**Brief:**
Copy whichever lines contain the string "Totals".

**Data listing:**

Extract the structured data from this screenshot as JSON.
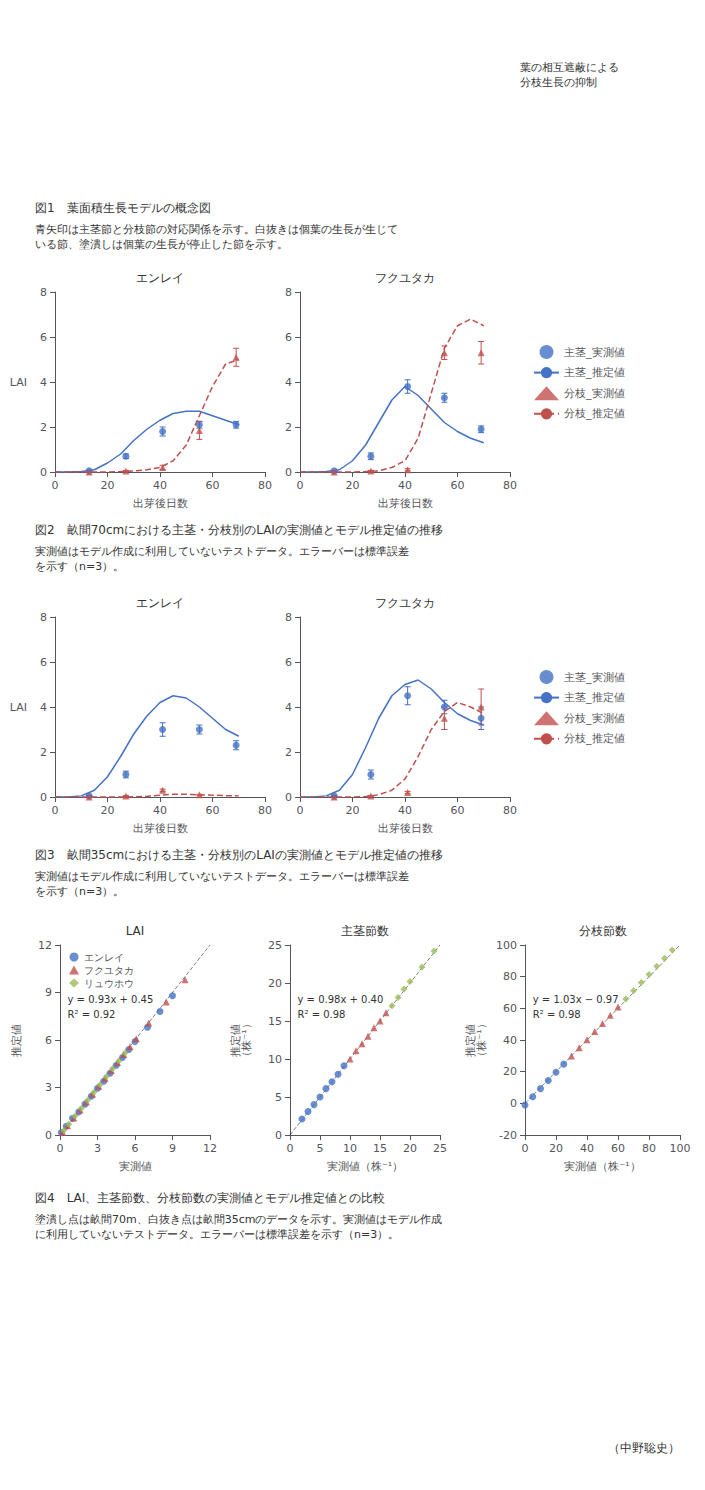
{
  "chart_data": [
    {
      "type": "text",
      "annotations": [
        "葉の相互遮蔽による\n分枝生長の抑制"
      ]
    },
    {
      "type": "text",
      "annotations": [
        "図1　葉面積生長モデルの概念図",
        "青矢印は主茎節と分枝節の対応関係を示す。白抜きは個葉の生長が生じて\nいる節、塗潰しは個葉の生長が停止した節を示す。"
      ]
    },
    {
      "type": "line",
      "title": "エンレイ",
      "xlabel": "出芽後日数",
      "ylabel": "LAI",
      "xlim": [
        0,
        80
      ],
      "ylim": [
        0,
        8
      ],
      "xticks": [
        0,
        20,
        40,
        60,
        80
      ],
      "yticks": [
        0,
        2,
        4,
        6,
        8
      ],
      "grid": false,
      "series": [
        {
          "name": "主茎_実測値",
          "type": "scatter",
          "marker": "circle",
          "color": "#4472C4",
          "x": [
            13,
            27,
            41,
            55,
            69
          ],
          "values": [
            0.05,
            0.7,
            1.8,
            2.1,
            2.1
          ],
          "errors": [
            0.02,
            0.1,
            0.2,
            0.15,
            0.15
          ]
        },
        {
          "name": "主茎_推定値",
          "type": "line",
          "line_style": "solid",
          "color": "#4472C4",
          "x": [
            0,
            5,
            10,
            15,
            20,
            25,
            30,
            35,
            40,
            45,
            50,
            55,
            60,
            65,
            70
          ],
          "values": [
            0,
            0,
            0.02,
            0.1,
            0.4,
            0.8,
            1.4,
            1.9,
            2.3,
            2.6,
            2.7,
            2.7,
            2.5,
            2.3,
            2.1
          ]
        },
        {
          "name": "分枝_実測値",
          "type": "scatter",
          "marker": "triangle",
          "color": "#C0504D",
          "x": [
            13,
            27,
            41,
            55,
            69
          ],
          "values": [
            0.0,
            0.05,
            0.2,
            1.85,
            5.1
          ],
          "errors": [
            0.0,
            0.02,
            0.1,
            0.4,
            0.4
          ]
        },
        {
          "name": "分枝_推定値",
          "type": "line",
          "line_style": "dashed",
          "color": "#C0504D",
          "x": [
            0,
            5,
            10,
            15,
            20,
            25,
            30,
            35,
            40,
            45,
            50,
            55,
            60,
            65,
            70
          ],
          "values": [
            0,
            0,
            0,
            0,
            0,
            0.02,
            0.05,
            0.1,
            0.2,
            0.5,
            1.2,
            2.5,
            3.8,
            4.8,
            5.0
          ]
        }
      ]
    },
    {
      "type": "line",
      "title": "フクユタカ",
      "xlabel": "出芽後日数",
      "xlim": [
        0,
        80
      ],
      "ylim": [
        0,
        8
      ],
      "xticks": [
        0,
        20,
        40,
        60,
        80
      ],
      "yticks": [
        0,
        2,
        4,
        6,
        8
      ],
      "grid": false,
      "legend": "right",
      "series": [
        {
          "name": "主茎_実測値",
          "type": "scatter",
          "marker": "circle",
          "color": "#4472C4",
          "x": [
            13,
            27,
            41,
            55,
            69
          ],
          "values": [
            0.05,
            0.7,
            3.8,
            3.3,
            1.9
          ],
          "errors": [
            0.02,
            0.15,
            0.3,
            0.2,
            0.15
          ]
        },
        {
          "name": "主茎_推定値",
          "type": "line",
          "line_style": "solid",
          "color": "#4472C4",
          "x": [
            0,
            5,
            10,
            15,
            20,
            25,
            30,
            35,
            40,
            45,
            50,
            55,
            60,
            65,
            70
          ],
          "values": [
            0,
            0,
            0.02,
            0.1,
            0.5,
            1.2,
            2.2,
            3.2,
            3.8,
            3.4,
            2.8,
            2.2,
            1.8,
            1.5,
            1.3
          ]
        },
        {
          "name": "分枝_実測値",
          "type": "scatter",
          "marker": "triangle",
          "color": "#C0504D",
          "x": [
            13,
            27,
            41,
            55,
            69
          ],
          "values": [
            0.0,
            0.05,
            0.1,
            5.3,
            5.3
          ],
          "errors": [
            0.0,
            0.02,
            0.05,
            0.3,
            0.5
          ]
        },
        {
          "name": "分枝_推定値",
          "type": "line",
          "line_style": "dashed",
          "color": "#C0504D",
          "x": [
            0,
            5,
            10,
            15,
            20,
            25,
            30,
            35,
            40,
            45,
            50,
            55,
            60,
            65,
            70
          ],
          "values": [
            0,
            0,
            0,
            0,
            0,
            0.02,
            0.05,
            0.2,
            0.5,
            1.5,
            3.5,
            5.5,
            6.5,
            6.8,
            6.5
          ]
        }
      ]
    },
    {
      "type": "text",
      "annotations": [
        "図2　畝間70cmにおける主茎・分枝別のLAIの実測値とモデル推定値の推移",
        "実測値はモデル作成に利用していないテストデータ。エラーバーは標準誤差\nを示す（n=3）。"
      ]
    },
    {
      "type": "line",
      "title": "エンレイ",
      "xlabel": "出芽後日数",
      "ylabel": "LAI",
      "xlim": [
        0,
        80
      ],
      "ylim": [
        0,
        8
      ],
      "xticks": [
        0,
        20,
        40,
        60,
        80
      ],
      "yticks": [
        0,
        2,
        4,
        6,
        8
      ],
      "grid": false,
      "series": [
        {
          "name": "主茎_実測値",
          "type": "scatter",
          "marker": "circle",
          "color": "#4472C4",
          "x": [
            13,
            27,
            41,
            55,
            69
          ],
          "values": [
            0.05,
            1.0,
            3.0,
            3.0,
            2.3
          ],
          "errors": [
            0.02,
            0.15,
            0.3,
            0.2,
            0.2
          ]
        },
        {
          "name": "主茎_推定値",
          "type": "line",
          "line_style": "solid",
          "color": "#4472C4",
          "x": [
            0,
            5,
            10,
            15,
            20,
            25,
            30,
            35,
            40,
            45,
            50,
            55,
            60,
            65,
            70
          ],
          "values": [
            0,
            0,
            0.05,
            0.3,
            0.9,
            1.8,
            2.8,
            3.6,
            4.2,
            4.5,
            4.4,
            4.0,
            3.5,
            3.0,
            2.7
          ]
        },
        {
          "name": "分枝_実測値",
          "type": "scatter",
          "marker": "triangle",
          "color": "#C0504D",
          "x": [
            13,
            27,
            41,
            55
          ],
          "values": [
            0.0,
            0.05,
            0.3,
            0.1
          ],
          "errors": [
            0.0,
            0.02,
            0.05,
            0.02
          ]
        },
        {
          "name": "分枝_推定値",
          "type": "line",
          "line_style": "dashed",
          "color": "#C0504D",
          "x": [
            0,
            5,
            10,
            15,
            20,
            25,
            30,
            35,
            40,
            45,
            50,
            55,
            60,
            65,
            70
          ],
          "values": [
            0,
            0,
            0,
            0,
            0,
            0,
            0.01,
            0.03,
            0.08,
            0.12,
            0.12,
            0.1,
            0.08,
            0.06,
            0.05
          ]
        }
      ]
    },
    {
      "type": "line",
      "title": "フクユタカ",
      "xlabel": "出芽後日数",
      "xlim": [
        0,
        80
      ],
      "ylim": [
        0,
        8
      ],
      "xticks": [
        0,
        20,
        40,
        60,
        80
      ],
      "yticks": [
        0,
        2,
        4,
        6,
        8
      ],
      "grid": false,
      "legend": "right",
      "series": [
        {
          "name": "主茎_実測値",
          "type": "scatter",
          "marker": "circle",
          "color": "#4472C4",
          "x": [
            13,
            27,
            41,
            55,
            69
          ],
          "values": [
            0.05,
            1.0,
            4.5,
            4.0,
            3.5
          ],
          "errors": [
            0.02,
            0.2,
            0.4,
            0.3,
            0.5
          ]
        },
        {
          "name": "主茎_推定値",
          "type": "line",
          "line_style": "solid",
          "color": "#4472C4",
          "x": [
            0,
            5,
            10,
            15,
            20,
            25,
            30,
            35,
            40,
            45,
            50,
            55,
            60,
            65,
            70
          ],
          "values": [
            0,
            0,
            0.05,
            0.3,
            1.0,
            2.2,
            3.5,
            4.5,
            5.0,
            5.2,
            4.8,
            4.2,
            3.7,
            3.4,
            3.2
          ]
        },
        {
          "name": "分枝_実測値",
          "type": "scatter",
          "marker": "triangle",
          "color": "#C0504D",
          "x": [
            13,
            27,
            41,
            55,
            69
          ],
          "values": [
            0.0,
            0.05,
            0.2,
            3.5,
            4.0
          ],
          "errors": [
            0.0,
            0.02,
            0.05,
            0.5,
            0.8
          ]
        },
        {
          "name": "分枝_推定値",
          "type": "line",
          "line_style": "dashed",
          "color": "#C0504D",
          "x": [
            0,
            5,
            10,
            15,
            20,
            25,
            30,
            35,
            40,
            45,
            50,
            55,
            60,
            65,
            70
          ],
          "values": [
            0,
            0,
            0,
            0,
            0,
            0.02,
            0.1,
            0.3,
            0.8,
            1.8,
            3.0,
            3.8,
            4.2,
            4.0,
            3.7
          ]
        }
      ]
    },
    {
      "type": "text",
      "annotations": [
        "図3　畝間35cmにおける主茎・分枝別のLAIの実測値とモデル推定値の推移",
        "実測値はモデル作成に利用していないテストデータ。エラーバーは標準誤差\nを示す（n=3）。"
      ]
    },
    {
      "type": "scatter",
      "title": "LAI",
      "xlabel": "実測値",
      "ylabel": "推定値",
      "xlim": [
        0,
        12
      ],
      "ylim": [
        0,
        12
      ],
      "xticks": [
        0,
        3,
        6,
        9,
        12
      ],
      "yticks": [
        0,
        3,
        6,
        9,
        12
      ],
      "grid": false,
      "legend": "upper left",
      "annotations": [
        "y = 0.93x + 0.45",
        "R² = 0.92"
      ],
      "series": [
        {
          "name": "エンレイ",
          "marker": "circle",
          "color": "#4472C4",
          "x": [
            0.1,
            0.5,
            1.0,
            1.5,
            2.0,
            2.5,
            3.0,
            3.5,
            4.0,
            4.5,
            5.0,
            5.5,
            6.0,
            7.0,
            8.0,
            9.0
          ],
          "values": [
            0.15,
            0.55,
            1.05,
            1.45,
            1.95,
            2.45,
            2.95,
            3.4,
            3.9,
            4.4,
            4.9,
            5.4,
            5.9,
            6.8,
            7.8,
            8.8
          ]
        },
        {
          "name": "フクユタカ",
          "marker": "triangle",
          "color": "#C0504D",
          "x": [
            0.2,
            0.6,
            1.1,
            1.6,
            2.1,
            2.6,
            3.1,
            3.6,
            4.1,
            4.6,
            5.1,
            5.6,
            6.1,
            7.1,
            8.5,
            10.0
          ],
          "values": [
            0.18,
            0.58,
            1.08,
            1.58,
            2.08,
            2.58,
            3.08,
            3.58,
            4.08,
            4.58,
            5.08,
            5.58,
            6.08,
            7.08,
            8.4,
            9.8
          ]
        },
        {
          "name": "リュウホウ",
          "marker": "diamond",
          "color": "#9BBB59",
          "x": [
            0.3,
            0.7,
            1.2,
            1.7,
            2.2,
            2.7,
            3.2,
            3.7,
            4.2,
            4.7,
            5.2
          ],
          "values": [
            0.28,
            0.68,
            1.18,
            1.68,
            2.18,
            2.68,
            3.18,
            3.68,
            4.18,
            4.68,
            5.18
          ]
        },
        {
          "type": "line",
          "line_style": "dashed",
          "color": "#000000",
          "x": [
            0,
            12
          ],
          "values": [
            0,
            12
          ]
        }
      ]
    },
    {
      "type": "scatter",
      "title": "主茎節数",
      "xlabel": "実測値（株⁻¹）",
      "ylabel": "推定値\n（株⁻¹）",
      "xlim": [
        0,
        25
      ],
      "ylim": [
        0,
        25
      ],
      "xticks": [
        0,
        5,
        10,
        15,
        20,
        25
      ],
      "yticks": [
        0,
        5,
        10,
        15,
        20,
        25
      ],
      "grid": false,
      "annotations": [
        "y = 0.98x + 0.40",
        "R² = 0.98"
      ],
      "series": [
        {
          "marker": "circle",
          "color": "#4472C4",
          "x": [
            2,
            3,
            4,
            5,
            6,
            7,
            8,
            9
          ],
          "values": [
            2.1,
            3.1,
            4.0,
            5.0,
            6.1,
            7.0,
            8.0,
            9.1
          ]
        },
        {
          "marker": "triangle",
          "color": "#C0504D",
          "x": [
            10,
            11,
            12,
            13,
            14,
            15,
            16
          ],
          "values": [
            10.0,
            11.1,
            12.0,
            13.0,
            14.1,
            15.0,
            16.1
          ]
        },
        {
          "marker": "diamond",
          "color": "#9BBB59",
          "x": [
            17,
            18,
            19,
            20,
            22,
            24
          ],
          "values": [
            17.0,
            18.1,
            19.2,
            20.2,
            22.1,
            24.2
          ]
        },
        {
          "type": "line",
          "line_style": "dashed",
          "color": "#000000",
          "x": [
            0,
            25
          ],
          "values": [
            0,
            25
          ]
        }
      ]
    },
    {
      "type": "scatter",
      "title": "分枝節数",
      "xlabel": "実測値（株⁻¹）",
      "ylabel": "推定値\n（株⁻¹）",
      "xlim": [
        0,
        100
      ],
      "ylim": [
        -20,
        100
      ],
      "xticks": [
        0,
        20,
        40,
        60,
        80,
        100
      ],
      "yticks": [
        -20,
        0,
        20,
        40,
        60,
        80,
        100
      ],
      "grid": false,
      "annotations": [
        "y = 1.03x − 0.97",
        "R² = 0.98"
      ],
      "series": [
        {
          "marker": "circle",
          "color": "#4472C4",
          "x": [
            0,
            5,
            10,
            15,
            20,
            25
          ],
          "values": [
            -1,
            4.15,
            9.3,
            14.45,
            19.6,
            24.75
          ]
        },
        {
          "marker": "triangle",
          "color": "#C0504D",
          "x": [
            30,
            35,
            40,
            45,
            50,
            55,
            60
          ],
          "values": [
            29.9,
            35.05,
            40.2,
            45.35,
            50.5,
            55.65,
            60.8
          ]
        },
        {
          "marker": "diamond",
          "color": "#9BBB59",
          "x": [
            65,
            70,
            75,
            80,
            85,
            90,
            95
          ],
          "values": [
            65.95,
            71.1,
            76.25,
            81.4,
            86.55,
            91.7,
            96.85
          ]
        },
        {
          "type": "line",
          "line_style": "dashed",
          "color": "#000000",
          "x": [
            0,
            100
          ],
          "values": [
            0,
            100
          ]
        }
      ]
    },
    {
      "type": "text",
      "annotations": [
        "図4　LAI、主茎節数、分枝節数の実測値とモデル推定値との比較",
        "塗潰し点は畝間70m、白抜き点は畝間35cmのデータを示す。実測値はモデル作成\nに利用していないテストデータ。エラーバーは標準誤差を示す（n=3）。"
      ]
    },
    {
      "type": "text",
      "annotations": [
        "（中野聡史）"
      ]
    }
  ]
}
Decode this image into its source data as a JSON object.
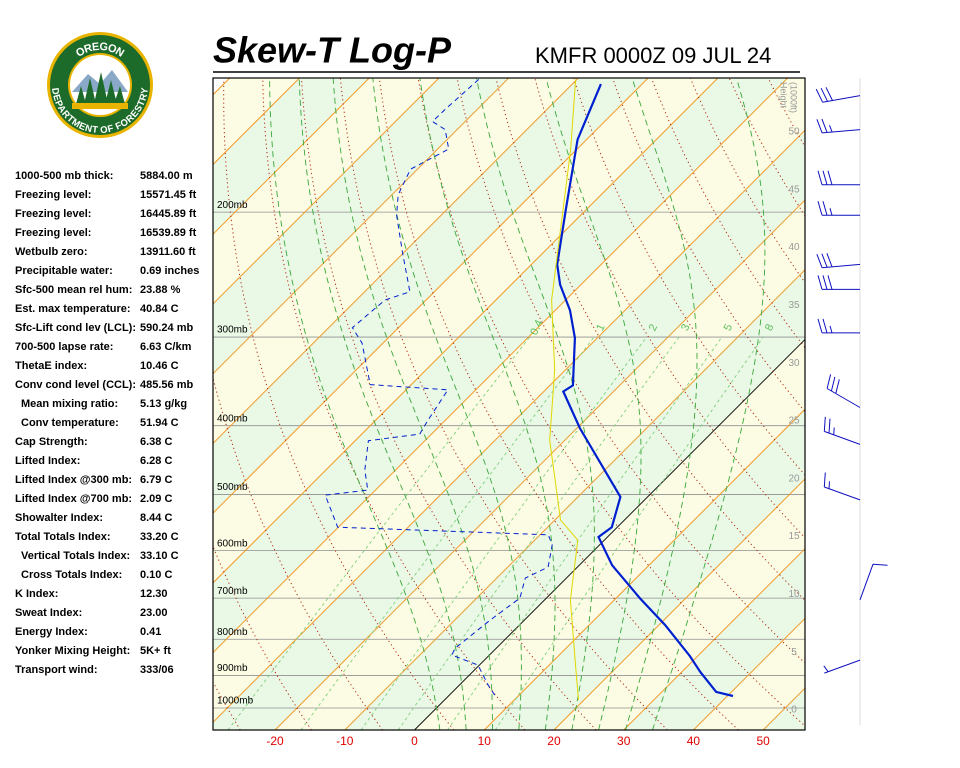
{
  "header": {
    "title": "Skew-T Log-P",
    "station": "KMFR 0000Z 09 JUL 24"
  },
  "logo": {
    "top": "OREGON",
    "bottom": "DEPARTMENT OF FORESTRY"
  },
  "indices": [
    {
      "label": "1000-500 mb thick:",
      "value": "5884.00 m"
    },
    {
      "label": "Freezing level:",
      "value": "15571.45 ft"
    },
    {
      "label": "Freezing level:",
      "value": "16445.89 ft"
    },
    {
      "label": "Freezing level:",
      "value": "16539.89 ft"
    },
    {
      "label": "Wetbulb zero:",
      "value": "13911.60 ft"
    },
    {
      "label": "Precipitable water:",
      "value": "0.69 inches"
    },
    {
      "label": "Sfc-500 mean rel hum:",
      "value": "23.88 %"
    },
    {
      "label": "Est. max temperature:",
      "value": "40.84 C"
    },
    {
      "label": "Sfc-Lift cond lev (LCL):",
      "value": "590.24 mb"
    },
    {
      "label": "700-500 lapse rate:",
      "value": "6.63 C/km"
    },
    {
      "label": "ThetaE index:",
      "value": "10.46 C"
    },
    {
      "label": "Conv cond level (CCL):",
      "value": "485.56 mb"
    },
    {
      "label": "Mean mixing ratio:",
      "value": "5.13 g/kg"
    },
    {
      "label": "Conv temperature:",
      "value": "51.94 C"
    },
    {
      "label": "Cap Strength:",
      "value": "6.38 C"
    },
    {
      "label": "Lifted Index:",
      "value": "6.28 C"
    },
    {
      "label": "Lifted Index @300 mb:",
      "value": "6.79 C"
    },
    {
      "label": "Lifted Index @700 mb:",
      "value": "2.09 C"
    },
    {
      "label": "Showalter Index:",
      "value": "8.44 C"
    },
    {
      "label": "Total Totals Index:",
      "value": "33.20 C"
    },
    {
      "label": "Vertical Totals Index:",
      "value": "33.10 C"
    },
    {
      "label": "Cross Totals Index:",
      "value": "0.10 C"
    },
    {
      "label": "K Index:",
      "value": "12.30"
    },
    {
      "label": "Sweat Index:",
      "value": "23.00"
    },
    {
      "label": "Energy Index:",
      "value": "0.41"
    },
    {
      "label": "Yonker Mixing Height:",
      "value": "5K+ ft"
    },
    {
      "label": "Transport wind:",
      "value": "333/06"
    }
  ],
  "chart_data": {
    "type": "skewt",
    "log_y": true,
    "xlim": [
      -28.9,
      56
    ],
    "xticks": [
      -20,
      -10,
      0,
      10,
      20,
      30,
      40,
      50
    ],
    "ylim": [
      1074,
      129.4
    ],
    "yticks": [
      {
        "value": 1000,
        "label": "1000mb"
      },
      {
        "value": 900,
        "label": "900mb"
      },
      {
        "value": 800,
        "label": "800mb"
      },
      {
        "value": 700,
        "label": "700mb"
      },
      {
        "value": 600,
        "label": "600mb"
      },
      {
        "value": 500,
        "label": "500mb"
      },
      {
        "value": 400,
        "label": "400mb"
      },
      {
        "value": 300,
        "label": "300mb"
      },
      {
        "value": 200,
        "label": "200mb"
      }
    ],
    "height_label": [
      "Height",
      "(1000ft)"
    ],
    "hlim": [
      -1.73,
      54.67
    ],
    "hticks": [
      0,
      5,
      10,
      15,
      20,
      25,
      30,
      35,
      40,
      45,
      50
    ],
    "bands": [
      "#fcfce4",
      "#eaf8e6"
    ],
    "isotherms": [
      -120,
      -110,
      -100,
      -90,
      -80,
      -70,
      -60,
      -50,
      -40,
      -30,
      -20,
      -10,
      0,
      10,
      20,
      30,
      40,
      50
    ],
    "highlight_isotherm": 0,
    "dry_adiabats": [
      -40,
      -30,
      -20,
      -10,
      0,
      10,
      20,
      30,
      40,
      50,
      60,
      70,
      80,
      90,
      100,
      110,
      120,
      130,
      140,
      150,
      160
    ],
    "moist_adiabats": [
      0,
      4,
      8,
      12,
      16,
      20,
      24,
      28,
      32
    ],
    "mixing_ratio": [
      0.4,
      1,
      2,
      3,
      5,
      8
    ],
    "series": [
      {
        "color": "#0020d0",
        "style": "solid",
        "pressure": [
          961.8,
          949,
          890,
          845,
          764,
          700,
          629,
          574,
          556,
          504,
          403,
          358,
          351,
          301,
          275,
          253,
          237,
          198,
          158,
          132
        ],
        "values": [
          40.8,
          37.8,
          32.7,
          28.9,
          20.9,
          13.4,
          4.7,
          -1.3,
          -0.8,
          -3.9,
          -19.6,
          -27.2,
          -26.7,
          -33.2,
          -37.9,
          -43,
          -46.3,
          -53,
          -61.3,
          -65.9
        ]
      },
      {
        "color": "#0020d0",
        "style": "dashed",
        "pressure": [
          959,
          928,
          870,
          842,
          823,
          751,
          700,
          656,
          633,
          589,
          570,
          556,
          501,
          493,
          462,
          420,
          411,
          393,
          356,
          350,
          306,
          291,
          266,
          259,
          228,
          202,
          189,
          174,
          163,
          153,
          149,
          143,
          130
        ],
        "values": [
          6.5,
          4.1,
          -0.2,
          -5.4,
          -5.9,
          -4.9,
          -3.8,
          -5.9,
          -4.2,
          -6.8,
          -8.8,
          -40.1,
          -46.5,
          -41.1,
          -44.4,
          -48.1,
          -41.7,
          -42.5,
          -44,
          -55.9,
          -63,
          -66.6,
          -65.9,
          -63.5,
          -70.2,
          -76.4,
          -79.1,
          -81,
          -78.4,
          -81.7,
          -84.7,
          -84.6,
          -84.1
        ]
      },
      {
        "color": "#e0d800",
        "style": "solid",
        "pressure": [
          974,
          856,
          704,
          580,
          543,
          419,
          334,
          266,
          163,
          130
        ],
        "values": [
          19.2,
          13,
          3.7,
          -3.8,
          -9.2,
          -22.2,
          -31.5,
          -42,
          -60.9,
          -70.2
        ]
      }
    ],
    "winds": {
      "pressure": [
        137,
        153,
        183,
        202,
        237,
        257,
        296,
        377,
        425,
        509,
        704,
        856
      ],
      "direction": [
        260,
        265,
        270,
        270,
        265,
        270,
        270,
        300,
        290,
        290,
        20,
        250
      ],
      "speed": [
        30,
        25,
        30,
        25,
        30,
        30,
        25,
        30,
        25,
        15,
        10,
        5
      ]
    }
  }
}
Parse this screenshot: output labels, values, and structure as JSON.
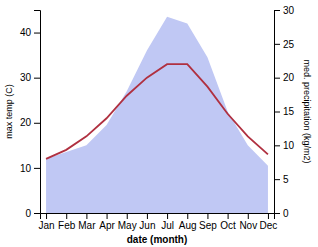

**Response to the exercise:**
      "label": "Total Totals Index:",
      "label": "Vertical Totals Index:",
      "label": "Cross Totals Index:",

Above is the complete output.